_Data shown_

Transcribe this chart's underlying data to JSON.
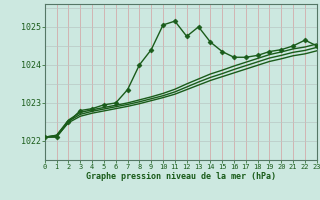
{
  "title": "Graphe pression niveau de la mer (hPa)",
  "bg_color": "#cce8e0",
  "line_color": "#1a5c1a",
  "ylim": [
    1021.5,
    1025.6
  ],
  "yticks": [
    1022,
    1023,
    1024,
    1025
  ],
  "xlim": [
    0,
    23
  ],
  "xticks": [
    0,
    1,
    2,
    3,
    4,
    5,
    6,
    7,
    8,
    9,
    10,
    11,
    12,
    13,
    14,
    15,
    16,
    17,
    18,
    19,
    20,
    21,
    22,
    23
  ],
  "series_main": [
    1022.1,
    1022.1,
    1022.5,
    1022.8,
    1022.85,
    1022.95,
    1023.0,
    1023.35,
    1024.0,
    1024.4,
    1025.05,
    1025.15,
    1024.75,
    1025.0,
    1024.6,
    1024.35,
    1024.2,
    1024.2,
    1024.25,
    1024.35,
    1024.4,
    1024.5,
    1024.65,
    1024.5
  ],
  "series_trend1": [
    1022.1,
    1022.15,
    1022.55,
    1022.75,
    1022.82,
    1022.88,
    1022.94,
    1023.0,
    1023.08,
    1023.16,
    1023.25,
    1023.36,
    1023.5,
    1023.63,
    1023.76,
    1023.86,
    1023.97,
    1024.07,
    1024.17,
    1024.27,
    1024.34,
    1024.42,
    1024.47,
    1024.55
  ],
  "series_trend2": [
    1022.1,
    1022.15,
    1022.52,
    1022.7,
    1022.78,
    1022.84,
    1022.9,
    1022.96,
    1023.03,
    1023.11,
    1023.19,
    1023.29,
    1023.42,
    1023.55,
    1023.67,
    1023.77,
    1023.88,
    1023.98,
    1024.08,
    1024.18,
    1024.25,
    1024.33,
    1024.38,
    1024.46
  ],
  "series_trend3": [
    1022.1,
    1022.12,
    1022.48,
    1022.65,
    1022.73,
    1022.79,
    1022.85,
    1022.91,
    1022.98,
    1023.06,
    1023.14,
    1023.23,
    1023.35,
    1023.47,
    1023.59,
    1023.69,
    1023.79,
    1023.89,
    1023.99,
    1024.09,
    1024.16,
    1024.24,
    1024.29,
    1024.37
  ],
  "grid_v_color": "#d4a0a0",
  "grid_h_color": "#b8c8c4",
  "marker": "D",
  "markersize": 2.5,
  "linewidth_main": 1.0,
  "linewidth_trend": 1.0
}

* * *

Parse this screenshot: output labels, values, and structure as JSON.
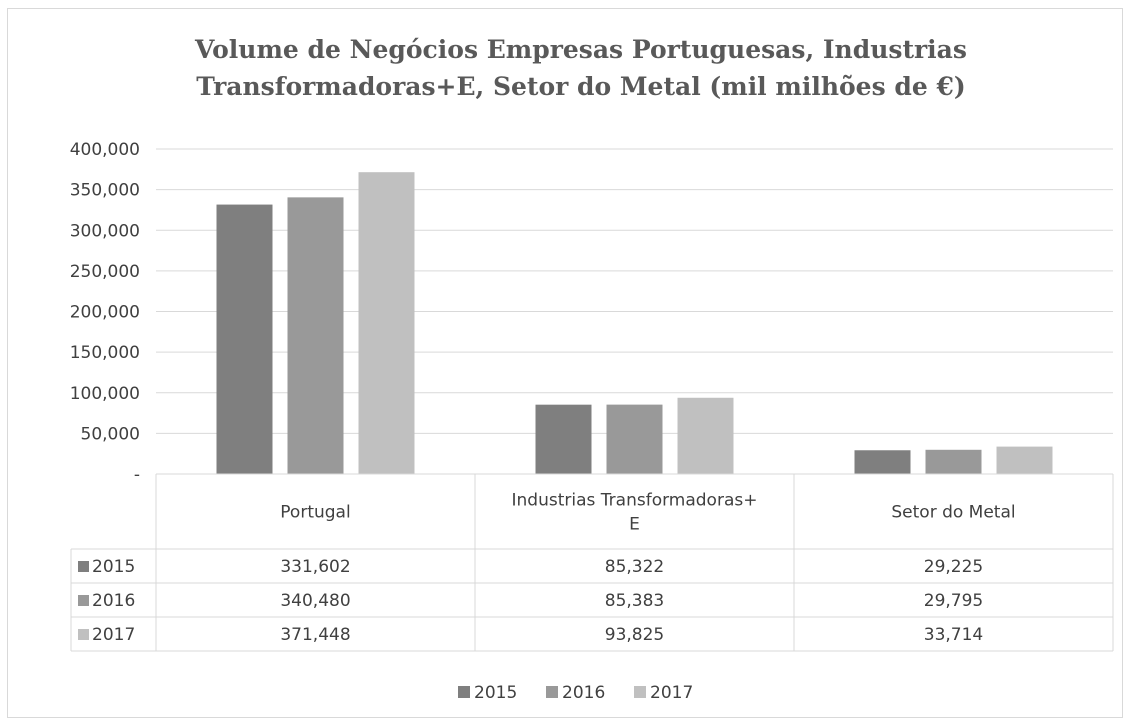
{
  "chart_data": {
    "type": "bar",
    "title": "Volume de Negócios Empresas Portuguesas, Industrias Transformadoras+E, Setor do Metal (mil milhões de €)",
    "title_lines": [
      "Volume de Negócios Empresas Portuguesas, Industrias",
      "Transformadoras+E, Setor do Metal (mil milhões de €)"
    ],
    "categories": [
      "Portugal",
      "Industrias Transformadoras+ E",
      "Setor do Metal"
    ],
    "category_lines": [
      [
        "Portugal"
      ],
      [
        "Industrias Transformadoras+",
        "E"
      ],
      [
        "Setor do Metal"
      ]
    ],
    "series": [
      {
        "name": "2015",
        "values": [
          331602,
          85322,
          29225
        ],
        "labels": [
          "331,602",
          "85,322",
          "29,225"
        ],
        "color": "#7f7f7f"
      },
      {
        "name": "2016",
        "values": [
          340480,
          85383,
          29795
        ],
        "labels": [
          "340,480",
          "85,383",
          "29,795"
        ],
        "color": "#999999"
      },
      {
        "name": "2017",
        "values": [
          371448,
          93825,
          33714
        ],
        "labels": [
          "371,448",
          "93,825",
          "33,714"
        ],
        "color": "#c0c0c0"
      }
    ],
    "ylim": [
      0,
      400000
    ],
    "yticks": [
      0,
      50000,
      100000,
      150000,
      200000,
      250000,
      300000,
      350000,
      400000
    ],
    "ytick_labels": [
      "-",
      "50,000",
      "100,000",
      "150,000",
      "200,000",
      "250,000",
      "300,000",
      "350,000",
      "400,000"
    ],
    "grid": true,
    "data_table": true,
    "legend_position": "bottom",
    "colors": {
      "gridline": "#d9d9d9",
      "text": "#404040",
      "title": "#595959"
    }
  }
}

---

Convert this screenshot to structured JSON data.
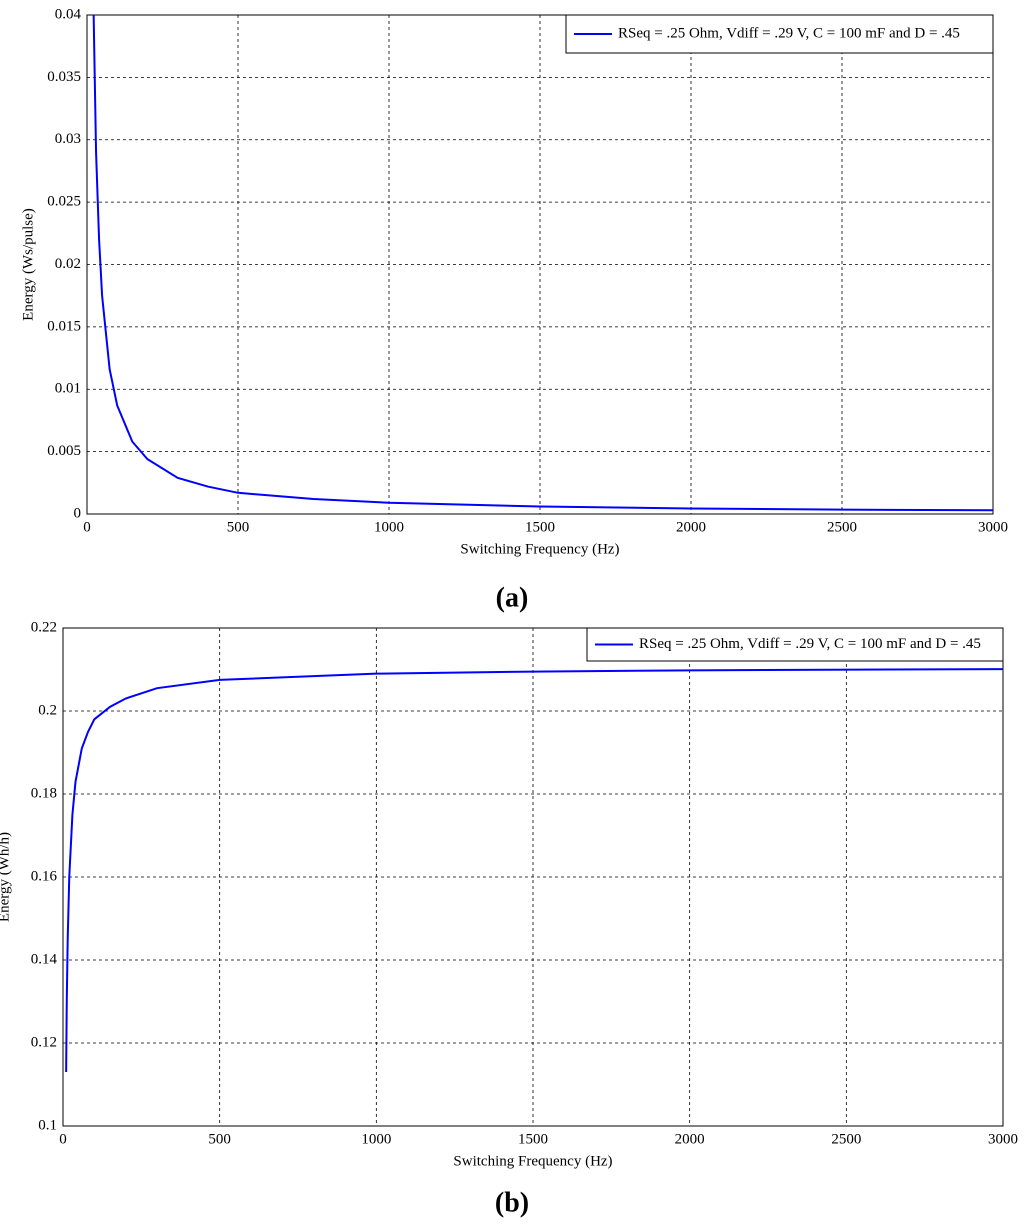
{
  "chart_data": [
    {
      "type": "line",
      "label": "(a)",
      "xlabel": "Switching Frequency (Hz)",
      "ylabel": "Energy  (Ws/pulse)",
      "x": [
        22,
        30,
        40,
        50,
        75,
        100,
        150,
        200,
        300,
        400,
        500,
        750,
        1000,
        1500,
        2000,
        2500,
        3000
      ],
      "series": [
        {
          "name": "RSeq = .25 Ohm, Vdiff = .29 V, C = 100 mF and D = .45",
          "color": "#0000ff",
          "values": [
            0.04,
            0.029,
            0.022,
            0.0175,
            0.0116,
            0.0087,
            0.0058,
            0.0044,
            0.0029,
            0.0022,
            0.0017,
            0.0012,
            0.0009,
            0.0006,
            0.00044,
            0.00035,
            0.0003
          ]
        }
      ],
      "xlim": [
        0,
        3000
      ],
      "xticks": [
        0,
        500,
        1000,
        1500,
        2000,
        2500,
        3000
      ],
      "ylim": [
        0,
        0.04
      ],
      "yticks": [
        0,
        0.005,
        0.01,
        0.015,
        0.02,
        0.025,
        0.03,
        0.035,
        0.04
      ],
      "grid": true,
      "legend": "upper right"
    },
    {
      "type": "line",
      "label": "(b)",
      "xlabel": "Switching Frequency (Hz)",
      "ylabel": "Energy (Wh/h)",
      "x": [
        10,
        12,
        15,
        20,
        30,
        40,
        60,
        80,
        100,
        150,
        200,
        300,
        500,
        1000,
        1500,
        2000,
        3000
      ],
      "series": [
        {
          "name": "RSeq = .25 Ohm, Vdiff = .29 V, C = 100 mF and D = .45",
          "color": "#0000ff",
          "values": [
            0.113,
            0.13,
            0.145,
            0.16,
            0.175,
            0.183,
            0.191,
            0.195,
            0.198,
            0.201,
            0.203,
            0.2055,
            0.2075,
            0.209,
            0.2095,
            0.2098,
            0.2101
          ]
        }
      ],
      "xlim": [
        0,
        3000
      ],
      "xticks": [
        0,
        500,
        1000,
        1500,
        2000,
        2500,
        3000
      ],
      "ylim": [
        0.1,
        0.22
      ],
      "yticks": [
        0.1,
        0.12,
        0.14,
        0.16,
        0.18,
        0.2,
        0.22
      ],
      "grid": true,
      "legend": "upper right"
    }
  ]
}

_What you should do_
Look above for every line with the word "screenshot" and copy it.

_Correct result_
Parse this screenshot: output labels, values, and structure as JSON.
Convert this screenshot to structured JSON data.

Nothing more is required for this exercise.